WHAT IS ASKED
State only how many lines contain the string "marker".

PROVIDED ENTRIES
========================

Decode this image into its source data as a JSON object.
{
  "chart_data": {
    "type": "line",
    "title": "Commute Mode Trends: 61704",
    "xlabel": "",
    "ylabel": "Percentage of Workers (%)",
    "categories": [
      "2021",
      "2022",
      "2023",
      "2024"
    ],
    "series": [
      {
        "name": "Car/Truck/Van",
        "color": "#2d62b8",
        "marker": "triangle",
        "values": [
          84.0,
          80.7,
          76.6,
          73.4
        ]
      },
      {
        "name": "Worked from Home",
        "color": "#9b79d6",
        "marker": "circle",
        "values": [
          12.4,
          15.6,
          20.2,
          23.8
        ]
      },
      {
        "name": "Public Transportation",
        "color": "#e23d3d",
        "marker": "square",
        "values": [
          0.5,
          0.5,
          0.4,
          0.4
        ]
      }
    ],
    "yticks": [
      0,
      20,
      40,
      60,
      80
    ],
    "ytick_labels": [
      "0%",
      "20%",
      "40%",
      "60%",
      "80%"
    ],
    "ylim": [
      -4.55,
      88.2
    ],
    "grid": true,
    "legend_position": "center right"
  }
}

========================

COMPLETE OUTPUT
3